DIRECTION> Output every record below exactly as it appears.

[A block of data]
---------------
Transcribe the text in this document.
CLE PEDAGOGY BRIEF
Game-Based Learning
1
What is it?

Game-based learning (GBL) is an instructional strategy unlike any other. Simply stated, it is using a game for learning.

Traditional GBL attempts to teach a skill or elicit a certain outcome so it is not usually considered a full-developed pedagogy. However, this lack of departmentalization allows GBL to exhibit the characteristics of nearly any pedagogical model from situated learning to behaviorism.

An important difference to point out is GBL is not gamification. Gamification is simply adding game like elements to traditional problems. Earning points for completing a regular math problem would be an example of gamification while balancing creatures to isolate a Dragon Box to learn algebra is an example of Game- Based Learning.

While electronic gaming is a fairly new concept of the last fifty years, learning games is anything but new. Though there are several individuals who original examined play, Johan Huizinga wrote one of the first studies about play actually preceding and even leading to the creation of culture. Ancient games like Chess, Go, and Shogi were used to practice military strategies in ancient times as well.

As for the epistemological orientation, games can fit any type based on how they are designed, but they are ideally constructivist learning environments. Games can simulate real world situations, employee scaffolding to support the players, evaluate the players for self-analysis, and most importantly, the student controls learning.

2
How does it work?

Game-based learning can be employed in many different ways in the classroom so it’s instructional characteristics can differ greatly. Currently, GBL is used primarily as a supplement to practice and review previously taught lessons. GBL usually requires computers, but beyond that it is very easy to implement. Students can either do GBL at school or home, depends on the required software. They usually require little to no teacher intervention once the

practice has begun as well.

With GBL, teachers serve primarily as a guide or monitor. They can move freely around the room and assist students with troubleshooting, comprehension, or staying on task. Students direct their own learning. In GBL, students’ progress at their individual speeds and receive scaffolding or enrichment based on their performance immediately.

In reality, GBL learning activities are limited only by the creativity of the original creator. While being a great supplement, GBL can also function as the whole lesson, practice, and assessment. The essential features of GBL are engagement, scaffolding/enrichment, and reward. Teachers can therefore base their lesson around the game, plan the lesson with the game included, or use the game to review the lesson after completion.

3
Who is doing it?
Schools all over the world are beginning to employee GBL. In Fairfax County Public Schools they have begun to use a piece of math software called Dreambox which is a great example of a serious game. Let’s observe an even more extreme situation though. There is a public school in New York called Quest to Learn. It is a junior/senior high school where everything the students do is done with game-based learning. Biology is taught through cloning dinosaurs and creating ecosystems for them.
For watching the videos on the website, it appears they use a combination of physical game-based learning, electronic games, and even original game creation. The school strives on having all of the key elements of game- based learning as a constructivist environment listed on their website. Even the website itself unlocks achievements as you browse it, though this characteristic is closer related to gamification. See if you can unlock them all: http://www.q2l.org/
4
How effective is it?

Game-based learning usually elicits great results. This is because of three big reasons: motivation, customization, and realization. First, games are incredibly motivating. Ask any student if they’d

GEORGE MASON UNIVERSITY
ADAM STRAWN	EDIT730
---------------
FINAL ANSWER>
Transcribe the text in this document.
CLE PEDAGOGY BRIEF
Game-Based Learning
1
What is it?

Game-based learning (GBL) is an instructional strategy unlike any other. Simply stated, it is using a game for learning.

Traditional GBL attempts to teach a skill or elicit a certain outcome so it is not usually considered a full-developed pedagogy. However, this lack of departmentalization allows GBL to exhibit the characteristics of nearly any pedagogical model from situated learning to behaviorism.

An important difference to point out is GBL is not gamification. Gamification is simply adding game like elements to traditional problems. Earning points for completing a regular math problem would be an example of gamification while balancing creatures to isolate a Dragon Box to learn algebra is an example of Game- Based Learning.

While electronic gaming is a fairly new concept of the last fifty years, learning games is anything but new. Though there are several individuals who original examined play, Johan Huizinga wrote one of the first studies about play actually preceding and even leading to the creation of culture. Ancient games like Chess, Go, and Shogi were used to practice military strategies in ancient times as well.

As for the epistemological orientation, games can fit any type based on how they are designed, but they are ideally constructivist learning environments. Games can simulate real world situations, employee scaffolding to support the players, evaluate the players for self-analysis, and most importantly, the student controls learning.

2
How does it work?

Game-based learning can be employed in many different ways in the classroom so it’s instructional characteristics can differ greatly. Currently, GBL is used primarily as a supplement to practice and review previously taught lessons. GBL usually requires computers, but beyond that it is very easy to implement. Students can either do GBL at school or home, depends on the required software. They usually require little to no teacher intervention once the

practice has begun as well.

With GBL, teachers serve primarily as a guide or monitor. They can move freely around the room and assist students with troubleshooting, comprehension, or staying on task. Students direct their own learning. In GBL, students’ progress at their individual speeds and receive scaffolding or enrichment based on their performance immediately.

In reality, GBL learning activities are limited only by the creativity of the original creator. While being a great supplement, GBL can also function as the whole lesson, practice, and assessment. The essential features of GBL are engagement, scaffolding/enrichment, and reward. Teachers can therefore base their lesson around the game, plan the lesson with the game included, or use the game to review the lesson after completion.

3
Who is doing it?
Schools all over the world are beginning to employee GBL. In Fairfax County Public Schools they have begun to use a piece of math software called Dreambox which is a great example of a serious game. Let’s observe an even more extreme situation though. There is a public school in New York called Quest to Learn. It is a junior/senior high school where everything the students do is done with game-based learning. Biology is taught through cloning dinosaurs and creating ecosystems for them.
For watching the videos on the website, it appears they use a combination of physical game-based learning, electronic games, and even original game creation. The school strives on having all of the key elements of game- based learning as a constructivist environment listed on their website. Even the website itself unlocks achievements as you browse it, though this characteristic is closer related to gamification. See if you can unlock them all: http://www.q2l.org/
4
How effective is it?

Game-based learning usually elicits great results. This is because of three big reasons: motivation, customization, and realization. First, games are incredibly motivating. Ask any student if they’d

GEORGE MASON UNIVERSITY
ADAM STRAWN	EDIT730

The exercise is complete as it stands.